## TASK BRIEF
Each line of the listing that contains the word "профессионального" is to be copied.

## RECORDED DATA
---

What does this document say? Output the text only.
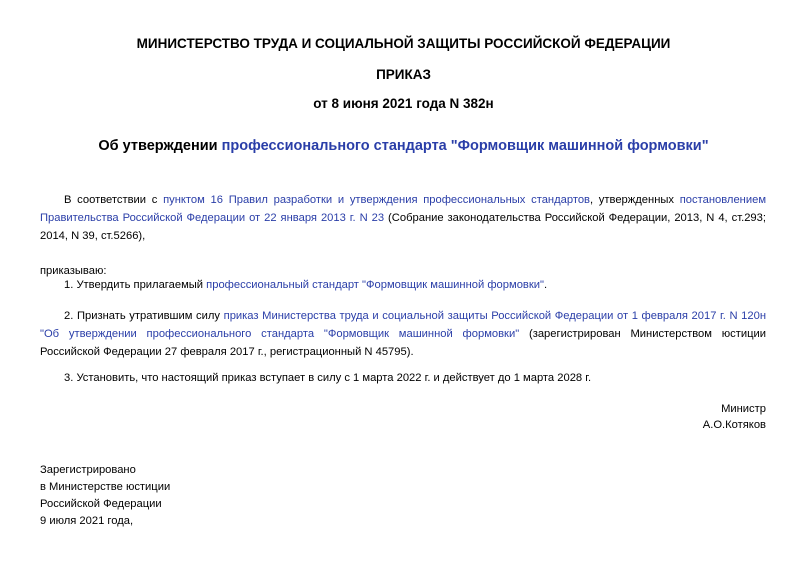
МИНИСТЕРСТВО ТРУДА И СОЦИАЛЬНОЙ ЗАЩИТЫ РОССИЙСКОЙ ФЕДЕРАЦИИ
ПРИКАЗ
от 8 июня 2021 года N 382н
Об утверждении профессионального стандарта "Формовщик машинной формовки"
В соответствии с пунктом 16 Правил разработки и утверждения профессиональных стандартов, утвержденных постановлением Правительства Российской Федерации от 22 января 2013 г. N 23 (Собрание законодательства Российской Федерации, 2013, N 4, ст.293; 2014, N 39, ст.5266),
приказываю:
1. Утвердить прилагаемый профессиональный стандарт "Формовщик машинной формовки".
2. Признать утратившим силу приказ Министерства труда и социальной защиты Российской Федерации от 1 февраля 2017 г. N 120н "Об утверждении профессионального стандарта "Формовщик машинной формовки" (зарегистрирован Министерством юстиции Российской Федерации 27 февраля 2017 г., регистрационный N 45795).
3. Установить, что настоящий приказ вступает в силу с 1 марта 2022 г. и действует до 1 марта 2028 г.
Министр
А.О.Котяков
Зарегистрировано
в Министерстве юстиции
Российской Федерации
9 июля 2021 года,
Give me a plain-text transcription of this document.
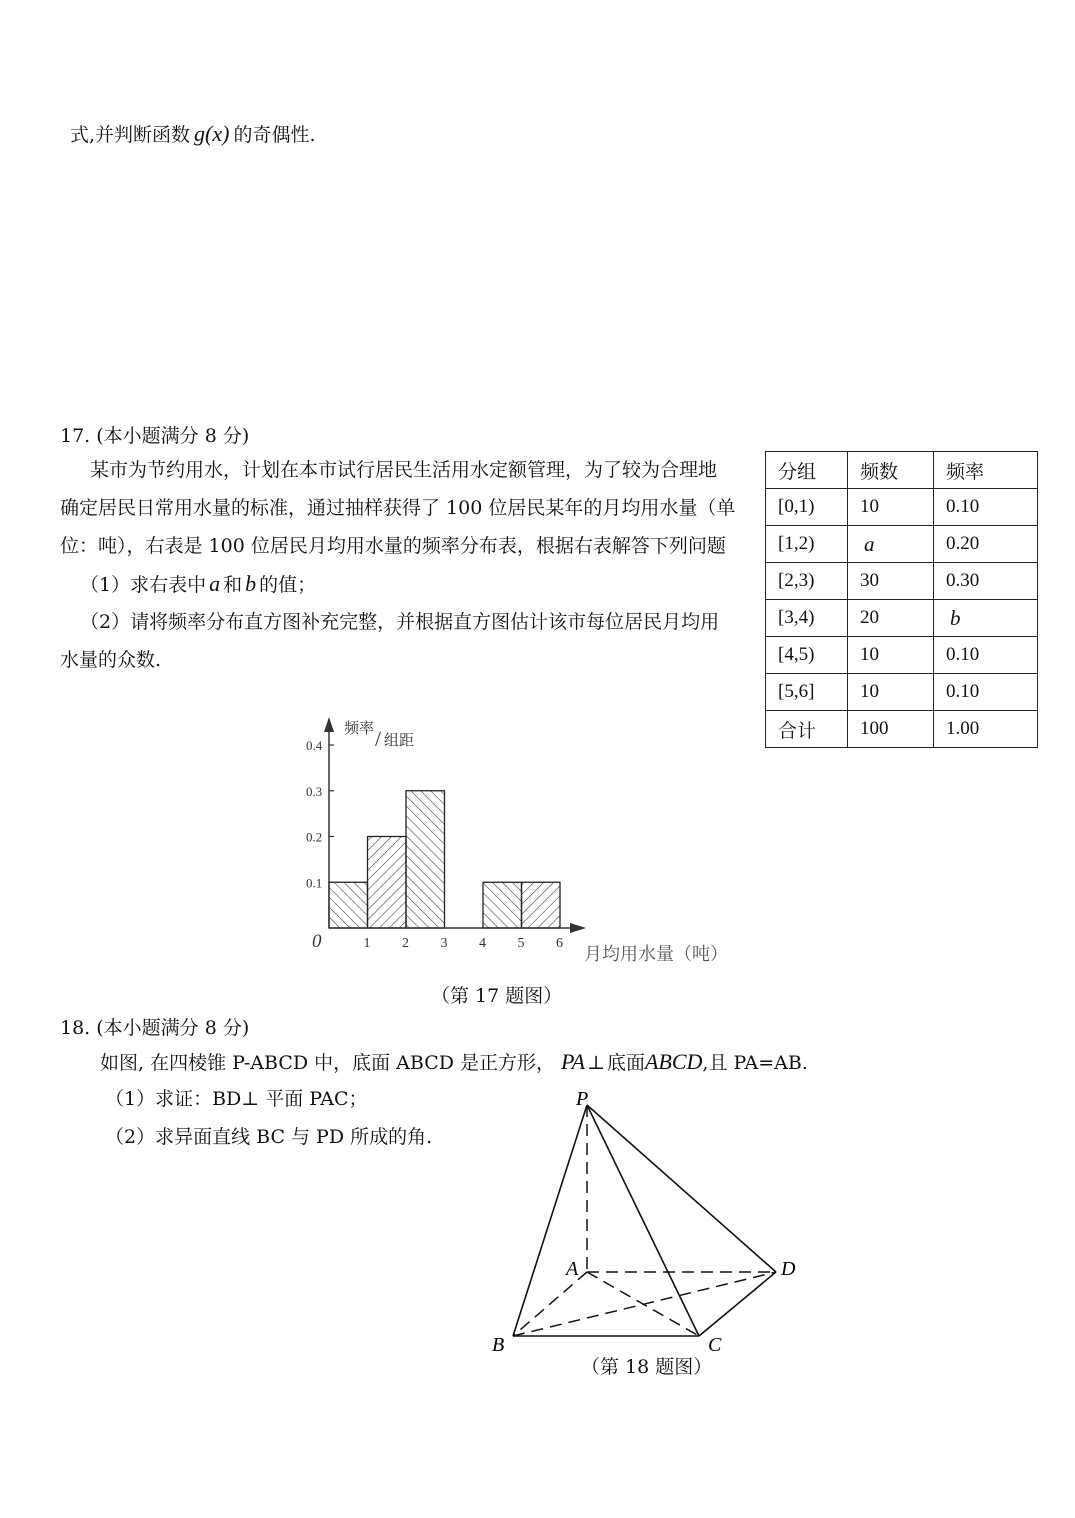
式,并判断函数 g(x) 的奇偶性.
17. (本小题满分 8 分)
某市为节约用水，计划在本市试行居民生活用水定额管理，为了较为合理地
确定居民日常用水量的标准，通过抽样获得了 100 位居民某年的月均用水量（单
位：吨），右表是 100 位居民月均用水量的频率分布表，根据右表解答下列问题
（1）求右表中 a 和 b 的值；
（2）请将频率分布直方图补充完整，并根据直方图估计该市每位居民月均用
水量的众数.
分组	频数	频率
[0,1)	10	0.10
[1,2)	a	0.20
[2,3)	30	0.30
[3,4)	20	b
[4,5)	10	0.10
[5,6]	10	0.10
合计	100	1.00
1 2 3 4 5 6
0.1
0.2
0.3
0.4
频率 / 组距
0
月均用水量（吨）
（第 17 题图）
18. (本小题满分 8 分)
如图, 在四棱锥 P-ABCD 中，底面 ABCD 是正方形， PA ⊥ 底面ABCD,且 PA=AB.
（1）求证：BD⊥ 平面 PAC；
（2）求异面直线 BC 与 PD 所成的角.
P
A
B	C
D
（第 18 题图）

---

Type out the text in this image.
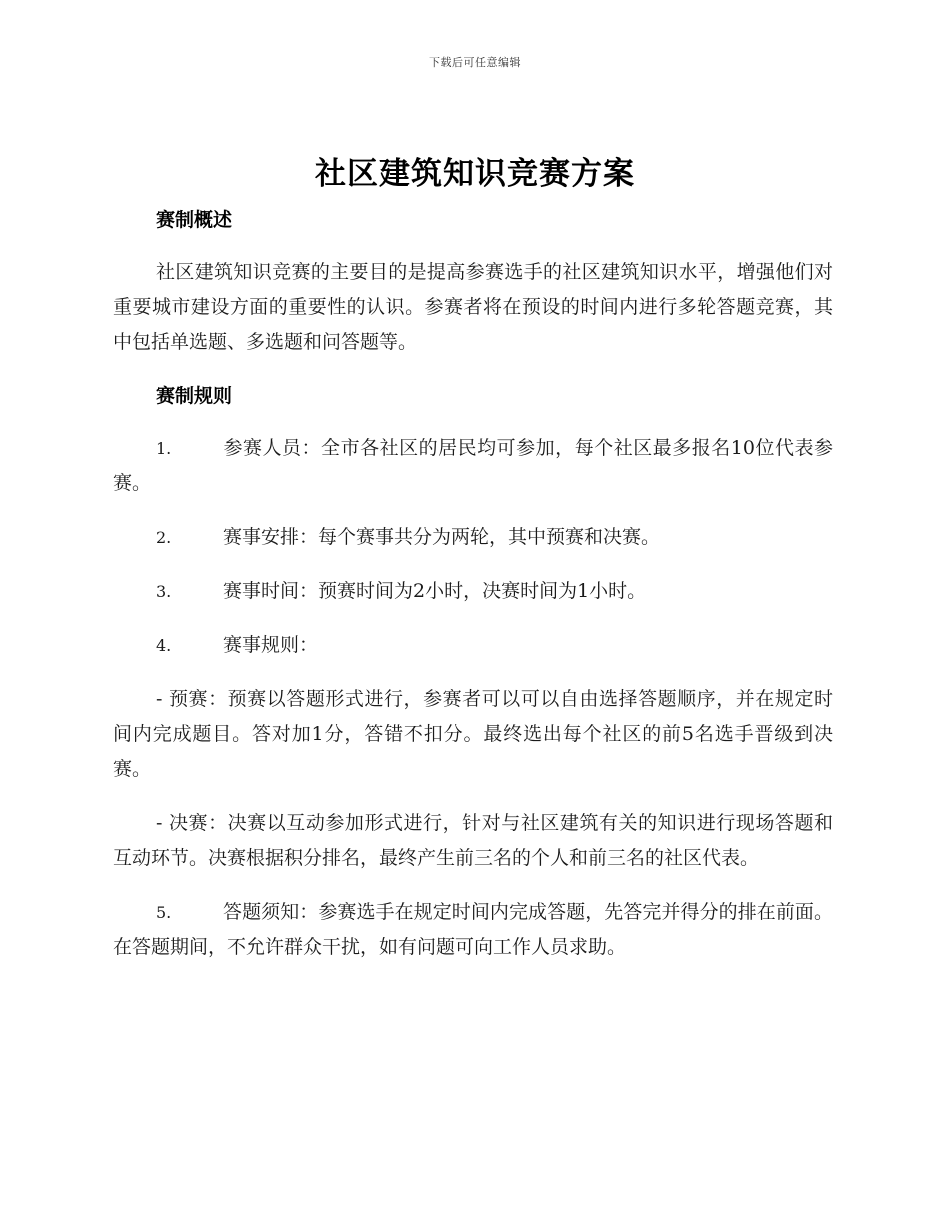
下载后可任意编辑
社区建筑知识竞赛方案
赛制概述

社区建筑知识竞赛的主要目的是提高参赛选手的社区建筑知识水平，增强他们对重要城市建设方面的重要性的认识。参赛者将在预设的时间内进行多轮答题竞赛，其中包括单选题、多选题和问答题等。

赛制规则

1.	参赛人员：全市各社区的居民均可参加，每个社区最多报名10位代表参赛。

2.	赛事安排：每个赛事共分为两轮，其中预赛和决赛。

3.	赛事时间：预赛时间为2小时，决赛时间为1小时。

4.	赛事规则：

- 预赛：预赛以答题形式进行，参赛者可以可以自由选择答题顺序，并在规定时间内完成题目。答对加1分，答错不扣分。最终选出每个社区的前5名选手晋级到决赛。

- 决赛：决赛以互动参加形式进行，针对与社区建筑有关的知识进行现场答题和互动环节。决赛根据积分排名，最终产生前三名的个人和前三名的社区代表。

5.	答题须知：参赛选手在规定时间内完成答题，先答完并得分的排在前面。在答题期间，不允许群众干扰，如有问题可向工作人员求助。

---

## FULL SOLUTION
Об утверждении профессионального стандарта "Формовщик машинной формовки"
2. Признать утратившим силу приказ Министерства труда и социальной защиты Российской Федерации от 1 февраля 2017 г. N 120н "Об утверждении профессионального стандарта "Формовщик машинной формовки" (зарегистрирован Министерством юстиции Российской Федерации 27 февраля 2017 г., регистрационный N 45795).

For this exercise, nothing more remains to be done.